### INSTRUCTIONS FOR THE TASK
Your task is to locate every line holding the string "Сети" and to copy each of them.

Start of DATA FOR PROCESSING

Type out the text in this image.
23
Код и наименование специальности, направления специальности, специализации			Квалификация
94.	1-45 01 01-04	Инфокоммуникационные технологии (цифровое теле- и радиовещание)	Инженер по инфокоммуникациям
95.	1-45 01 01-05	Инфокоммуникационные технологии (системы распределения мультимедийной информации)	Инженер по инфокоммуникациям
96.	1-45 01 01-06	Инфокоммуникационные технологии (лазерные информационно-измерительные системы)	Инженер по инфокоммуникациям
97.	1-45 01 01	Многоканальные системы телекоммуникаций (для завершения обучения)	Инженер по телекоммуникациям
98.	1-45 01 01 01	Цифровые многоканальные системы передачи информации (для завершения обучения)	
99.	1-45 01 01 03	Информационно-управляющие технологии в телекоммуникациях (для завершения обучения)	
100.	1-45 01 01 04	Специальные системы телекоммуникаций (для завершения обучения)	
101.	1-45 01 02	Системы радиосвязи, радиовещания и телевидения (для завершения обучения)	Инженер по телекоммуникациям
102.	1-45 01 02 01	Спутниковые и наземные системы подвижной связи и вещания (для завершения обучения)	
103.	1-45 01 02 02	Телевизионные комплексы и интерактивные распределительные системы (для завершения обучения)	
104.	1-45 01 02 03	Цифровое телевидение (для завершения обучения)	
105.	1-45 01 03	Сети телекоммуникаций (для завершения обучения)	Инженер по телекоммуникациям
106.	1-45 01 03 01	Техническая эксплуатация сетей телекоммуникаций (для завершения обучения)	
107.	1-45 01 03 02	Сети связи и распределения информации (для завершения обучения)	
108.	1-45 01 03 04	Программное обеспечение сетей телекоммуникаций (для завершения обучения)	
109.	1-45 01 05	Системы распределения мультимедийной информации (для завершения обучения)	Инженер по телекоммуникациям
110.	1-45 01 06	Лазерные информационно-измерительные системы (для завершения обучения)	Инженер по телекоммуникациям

End of DATA FOR PROCESSING

### FINISHED ANSWER
105.	1-45 01 03	Сети телекоммуникаций (для завершения обучения)	Инженер по телекоммуникациям
107.	1-45 01 03 02	Сети связи и распределения информации (для завершения обучения)	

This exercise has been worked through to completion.